- **Supplied information**:
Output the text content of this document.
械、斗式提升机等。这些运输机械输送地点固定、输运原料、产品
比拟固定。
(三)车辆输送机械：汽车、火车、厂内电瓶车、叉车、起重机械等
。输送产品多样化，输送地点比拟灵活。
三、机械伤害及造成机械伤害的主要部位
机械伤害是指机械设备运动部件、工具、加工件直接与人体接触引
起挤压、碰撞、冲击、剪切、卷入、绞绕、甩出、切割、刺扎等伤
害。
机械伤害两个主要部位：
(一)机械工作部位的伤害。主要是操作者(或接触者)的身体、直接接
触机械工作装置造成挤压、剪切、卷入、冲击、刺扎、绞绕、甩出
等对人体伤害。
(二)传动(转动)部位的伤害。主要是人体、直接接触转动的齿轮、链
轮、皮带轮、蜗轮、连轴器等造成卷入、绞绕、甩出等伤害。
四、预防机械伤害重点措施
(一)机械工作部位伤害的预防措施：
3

- **Work instructions**:
Write out the data exactly as it stands.

- **Reply**:
Output the text content of this document.
械、斗式提升机等。这些运输机械输送地点固定、输运原料、产品
比拟固定。
(三)车辆输送机械：汽车、火车、厂内电瓶车、叉车、起重机械等
。输送产品多样化，输送地点比拟灵活。
三、机械伤害及造成机械伤害的主要部位
机械伤害是指机械设备运动部件、工具、加工件直接与人体接触引
起挤压、碰撞、冲击、剪切、卷入、绞绕、甩出、切割、刺扎等伤
害。
机械伤害两个主要部位：
(一)机械工作部位的伤害。主要是操作者(或接触者)的身体、直接接
触机械工作装置造成挤压、剪切、卷入、冲击、刺扎、绞绕、甩出
等对人体伤害。
(二)传动(转动)部位的伤害。主要是人体、直接接触转动的齿轮、链
轮、皮带轮、蜗轮、连轴器等造成卷入、绞绕、甩出等伤害。
四、预防机械伤害重点措施
(一)机械工作部位伤害的预防措施：
3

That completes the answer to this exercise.